● Written problem: Output every entry exactly as written.

● Extracted data:
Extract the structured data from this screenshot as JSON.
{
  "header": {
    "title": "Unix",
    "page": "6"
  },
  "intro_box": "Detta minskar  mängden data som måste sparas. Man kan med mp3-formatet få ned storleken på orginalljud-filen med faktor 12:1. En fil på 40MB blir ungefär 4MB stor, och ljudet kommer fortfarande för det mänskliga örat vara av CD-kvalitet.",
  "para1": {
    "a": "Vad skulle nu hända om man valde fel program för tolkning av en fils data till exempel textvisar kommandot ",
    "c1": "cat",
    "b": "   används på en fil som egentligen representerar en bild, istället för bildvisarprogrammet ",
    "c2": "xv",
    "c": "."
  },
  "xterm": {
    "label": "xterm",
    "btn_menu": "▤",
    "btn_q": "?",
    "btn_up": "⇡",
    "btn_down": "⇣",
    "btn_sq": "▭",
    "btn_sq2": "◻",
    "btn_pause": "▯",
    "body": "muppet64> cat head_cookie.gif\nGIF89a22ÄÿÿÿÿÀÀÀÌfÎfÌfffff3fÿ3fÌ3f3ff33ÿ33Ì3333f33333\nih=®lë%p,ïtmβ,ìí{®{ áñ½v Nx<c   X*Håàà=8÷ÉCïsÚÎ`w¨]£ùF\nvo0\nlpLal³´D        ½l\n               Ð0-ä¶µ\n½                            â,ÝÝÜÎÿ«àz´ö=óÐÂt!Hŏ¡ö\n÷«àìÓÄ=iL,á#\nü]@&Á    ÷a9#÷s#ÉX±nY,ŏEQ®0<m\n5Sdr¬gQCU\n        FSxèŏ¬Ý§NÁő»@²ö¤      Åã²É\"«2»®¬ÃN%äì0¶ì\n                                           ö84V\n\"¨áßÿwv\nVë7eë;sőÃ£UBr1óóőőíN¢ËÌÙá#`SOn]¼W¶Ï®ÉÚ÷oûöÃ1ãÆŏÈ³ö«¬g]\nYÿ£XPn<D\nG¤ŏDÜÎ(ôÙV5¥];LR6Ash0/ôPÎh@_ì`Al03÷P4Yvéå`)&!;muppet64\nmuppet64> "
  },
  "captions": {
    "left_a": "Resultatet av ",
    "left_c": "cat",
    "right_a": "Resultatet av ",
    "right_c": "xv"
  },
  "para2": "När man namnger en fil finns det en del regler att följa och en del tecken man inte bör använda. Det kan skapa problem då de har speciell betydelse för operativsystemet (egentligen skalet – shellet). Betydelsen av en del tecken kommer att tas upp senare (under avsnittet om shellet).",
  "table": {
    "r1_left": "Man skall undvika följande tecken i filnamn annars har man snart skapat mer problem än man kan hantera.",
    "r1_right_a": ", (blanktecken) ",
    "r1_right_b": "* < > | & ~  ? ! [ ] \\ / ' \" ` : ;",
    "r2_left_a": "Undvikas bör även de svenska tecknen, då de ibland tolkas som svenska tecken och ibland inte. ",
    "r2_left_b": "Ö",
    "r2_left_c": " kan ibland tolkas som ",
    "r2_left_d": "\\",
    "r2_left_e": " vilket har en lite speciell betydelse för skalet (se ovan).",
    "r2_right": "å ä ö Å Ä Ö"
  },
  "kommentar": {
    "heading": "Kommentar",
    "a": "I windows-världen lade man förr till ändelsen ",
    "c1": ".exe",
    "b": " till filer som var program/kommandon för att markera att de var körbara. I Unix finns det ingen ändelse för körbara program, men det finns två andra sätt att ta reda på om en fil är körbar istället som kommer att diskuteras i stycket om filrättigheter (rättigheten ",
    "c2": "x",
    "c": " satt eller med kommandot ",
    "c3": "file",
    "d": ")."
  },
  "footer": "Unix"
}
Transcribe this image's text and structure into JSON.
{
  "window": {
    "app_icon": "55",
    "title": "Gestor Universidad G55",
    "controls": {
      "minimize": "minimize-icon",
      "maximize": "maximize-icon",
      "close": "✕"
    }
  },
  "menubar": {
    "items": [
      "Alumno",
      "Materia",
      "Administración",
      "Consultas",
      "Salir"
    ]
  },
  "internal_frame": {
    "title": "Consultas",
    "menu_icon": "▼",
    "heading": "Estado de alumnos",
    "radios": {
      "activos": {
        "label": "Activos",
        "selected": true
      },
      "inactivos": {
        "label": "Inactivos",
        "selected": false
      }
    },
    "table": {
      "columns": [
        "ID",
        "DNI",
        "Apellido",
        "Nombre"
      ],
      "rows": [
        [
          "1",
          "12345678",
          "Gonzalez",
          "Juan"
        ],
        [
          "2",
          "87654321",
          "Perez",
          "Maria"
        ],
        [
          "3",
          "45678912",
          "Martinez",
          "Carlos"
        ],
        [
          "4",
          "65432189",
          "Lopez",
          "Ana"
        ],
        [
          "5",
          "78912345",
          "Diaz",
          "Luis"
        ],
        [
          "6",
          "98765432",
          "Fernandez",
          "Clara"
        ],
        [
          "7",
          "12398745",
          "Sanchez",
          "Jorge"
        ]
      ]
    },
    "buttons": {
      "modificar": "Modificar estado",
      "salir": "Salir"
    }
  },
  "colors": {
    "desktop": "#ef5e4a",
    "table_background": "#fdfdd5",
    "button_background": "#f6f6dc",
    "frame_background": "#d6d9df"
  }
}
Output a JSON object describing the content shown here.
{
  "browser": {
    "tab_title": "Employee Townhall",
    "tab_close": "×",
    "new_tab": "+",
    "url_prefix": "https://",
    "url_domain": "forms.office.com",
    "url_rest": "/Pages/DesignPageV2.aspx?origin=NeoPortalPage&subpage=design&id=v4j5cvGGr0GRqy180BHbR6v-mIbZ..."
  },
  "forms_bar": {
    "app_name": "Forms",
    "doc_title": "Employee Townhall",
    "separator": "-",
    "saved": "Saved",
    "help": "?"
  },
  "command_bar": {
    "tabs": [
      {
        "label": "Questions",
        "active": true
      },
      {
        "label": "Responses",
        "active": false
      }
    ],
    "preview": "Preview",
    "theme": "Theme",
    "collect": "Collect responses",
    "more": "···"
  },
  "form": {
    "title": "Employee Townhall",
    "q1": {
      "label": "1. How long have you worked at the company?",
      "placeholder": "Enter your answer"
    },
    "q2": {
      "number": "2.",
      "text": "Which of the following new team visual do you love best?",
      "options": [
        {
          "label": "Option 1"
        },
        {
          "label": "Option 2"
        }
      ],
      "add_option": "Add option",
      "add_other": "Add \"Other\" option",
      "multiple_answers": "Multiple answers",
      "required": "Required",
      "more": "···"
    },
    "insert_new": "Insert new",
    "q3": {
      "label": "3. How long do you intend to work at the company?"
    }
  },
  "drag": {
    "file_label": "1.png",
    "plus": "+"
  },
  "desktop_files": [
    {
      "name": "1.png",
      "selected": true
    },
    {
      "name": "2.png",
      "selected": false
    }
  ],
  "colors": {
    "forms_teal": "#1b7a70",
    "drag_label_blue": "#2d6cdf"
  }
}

● The answer:
Extract the structured data from this screenshot as JSON.
{
  "header": {
    "title": "Unix",
    "page": "6"
  },
  "intro_box": "Detta minskar  mängden data som måste sparas. Man kan med mp3-formatet få ned storleken på orginalljud-filen med faktor 12:1. En fil på 40MB blir ungefär 4MB stor, och ljudet kommer fortfarande för det mänskliga örat vara av CD-kvalitet.",
  "para1": {
    "a": "Vad skulle nu hända om man valde fel program för tolkning av en fils data till exempel textvisar kommandot ",
    "c1": "cat",
    "b": "   används på en fil som egentligen representerar en bild, istället för bildvisarprogrammet ",
    "c2": "xv",
    "c": "."
  },
  "xterm": {
    "label": "xterm",
    "btn_menu": "▤",
    "btn_q": "?",
    "btn_up": "⇡",
    "btn_down": "⇣",
    "btn_sq": "▭",
    "btn_sq2": "◻",
    "btn_pause": "▯",
    "body": "muppet64> cat head_cookie.gif\nGIF89a22ÄÿÿÿÿÀÀÀÌfÎfÌfffff3fÿ3fÌ3f3ff33ÿ33Ì3333f33333\nih=®lë%p,ïtmβ,ìí{®{ áñ½v Nx<c   X*Håàà=8÷ÉCïsÚÎ`w¨]£ùF\nvo0\nlpLal³´D        ½l\n               Ð0-ä¶µ\n½                            â,ÝÝÜÎÿ«àz´ö=óÐÂt!Hŏ¡ö\n÷«àìÓÄ=iL,á#\nü]@&Á    ÷a9#÷s#ÉX±nY,ŏEQ®0<m\n5Sdr¬gQCU\n        FSxèŏ¬Ý§NÁő»@²ö¤      Åã²É\"«2»®¬ÃN%äì0¶ì\n                                           ö84V\n\"¨áßÿwv\nVë7eë;sőÃ£UBr1óóőőíN¢ËÌÙá#`SOn]¼W¶Ï®ÉÚ÷oûöÃ1ãÆŏÈ³ö«¬g]\nYÿ£XPn<D\nG¤ŏDÜÎ(ôÙV5¥];LR6Ash0/ôPÎh@_ì`Al03÷P4Yvéå`)&!;muppet64\nmuppet64> "
  },
  "captions": {
    "left_a": "Resultatet av ",
    "left_c": "cat",
    "right_a": "Resultatet av ",
    "right_c": "xv"
  },
  "para2": "När man namnger en fil finns det en del regler att följa och en del tecken man inte bör använda. Det kan skapa problem då de har speciell betydelse för operativsystemet (egentligen skalet – shellet). Betydelsen av en del tecken kommer att tas upp senare (under avsnittet om shellet).",
  "table": {
    "r1_left": "Man skall undvika följande tecken i filnamn annars har man snart skapat mer problem än man kan hantera.",
    "r1_right_a": ", (blanktecken) ",
    "r1_right_b": "* < > | & ~  ? ! [ ] \\ / ' \" ` : ;",
    "r2_left_a": "Undvikas bör även de svenska tecknen, då de ibland tolkas som svenska tecken och ibland inte. ",
    "r2_left_b": "Ö",
    "r2_left_c": " kan ibland tolkas som ",
    "r2_left_d": "\\",
    "r2_left_e": " vilket har en lite speciell betydelse för skalet (se ovan).",
    "r2_right": "å ä ö Å Ä Ö"
  },
  "kommentar": {
    "heading": "Kommentar",
    "a": "I windows-världen lade man förr till ändelsen ",
    "c1": ".exe",
    "b": " till filer som var program/kommandon för att markera att de var körbara. I Unix finns det ingen ändelse för körbara program, men det finns två andra sätt att ta reda på om en fil är körbar istället som kommer att diskuteras i stycket om filrättigheter (rättigheten ",
    "c2": "x",
    "c": " satt eller med kommandot ",
    "c3": "file",
    "d": ")."
  },
  "footer": "Unix"
}
Transcribe this image's text and structure into JSON.
{
  "window": {
    "app_icon": "55",
    "title": "Gestor Universidad G55",
    "controls": {
      "minimize": "minimize-icon",
      "maximize": "maximize-icon",
      "close": "✕"
    }
  },
  "menubar": {
    "items": [
      "Alumno",
      "Materia",
      "Administración",
      "Consultas",
      "Salir"
    ]
  },
  "internal_frame": {
    "title": "Consultas",
    "menu_icon": "▼",
    "heading": "Estado de alumnos",
    "radios": {
      "activos": {
        "label": "Activos",
        "selected": true
      },
      "inactivos": {
        "label": "Inactivos",
        "selected": false
      }
    },
    "table": {
      "columns": [
        "ID",
        "DNI",
        "Apellido",
        "Nombre"
      ],
      "rows": [
        [
          "1",
          "12345678",
          "Gonzalez",
          "Juan"
        ],
        [
          "2",
          "87654321",
          "Perez",
          "Maria"
        ],
        [
          "3",
          "45678912",
          "Martinez",
          "Carlos"
        ],
        [
          "4",
          "65432189",
          "Lopez",
          "Ana"
        ],
        [
          "5",
          "78912345",
          "Diaz",
          "Luis"
        ],
        [
          "6",
          "98765432",
          "Fernandez",
          "Clara"
        ],
        [
          "7",
          "12398745",
          "Sanchez",
          "Jorge"
        ]
      ]
    },
    "buttons": {
      "modificar": "Modificar estado",
      "salir": "Salir"
    }
  },
  "colors": {
    "desktop": "#ef5e4a",
    "table_background": "#fdfdd5",
    "button_background": "#f6f6dc",
    "frame_background": "#d6d9df"
  }
}
Output a JSON object describing the content shown here.
{
  "browser": {
    "tab_title": "Employee Townhall",
    "tab_close": "×",
    "new_tab": "+",
    "url_prefix": "https://",
    "url_domain": "forms.office.com",
    "url_rest": "/Pages/DesignPageV2.aspx?origin=NeoPortalPage&subpage=design&id=v4j5cvGGr0GRqy180BHbR6v-mIbZ..."
  },
  "forms_bar": {
    "app_name": "Forms",
    "doc_title": "Employee Townhall",
    "separator": "-",
    "saved": "Saved",
    "help": "?"
  },
  "command_bar": {
    "tabs": [
      {
        "label": "Questions",
        "active": true
      },
      {
        "label": "Responses",
        "active": false
      }
    ],
    "preview": "Preview",
    "theme": "Theme",
    "collect": "Collect responses",
    "more": "···"
  },
  "form": {
    "title": "Employee Townhall",
    "q1": {
      "label": "1. How long have you worked at the company?",
      "placeholder": "Enter your answer"
    },
    "q2": {
      "number": "2.",
      "text": "Which of the following new team visual do you love best?",
      "options": [
        {
          "label": "Option 1"
        },
        {
          "label": "Option 2"
        }
      ],
      "add_option": "Add option",
      "add_other": "Add \"Other\" option",
      "multiple_answers": "Multiple answers",
      "required": "Required",
      "more": "···"
    },
    "insert_new": "Insert new",
    "q3": {
      "label": "3. How long do you intend to work at the company?"
    }
  },
  "drag": {
    "file_label": "1.png",
    "plus": "+"
  },
  "desktop_files": [
    {
      "name": "1.png",
      "selected": true
    },
    {
      "name": "2.png",
      "selected": false
    }
  ],
  "colors": {
    "forms_teal": "#1b7a70",
    "drag_label_blue": "#2d6cdf"
  }
}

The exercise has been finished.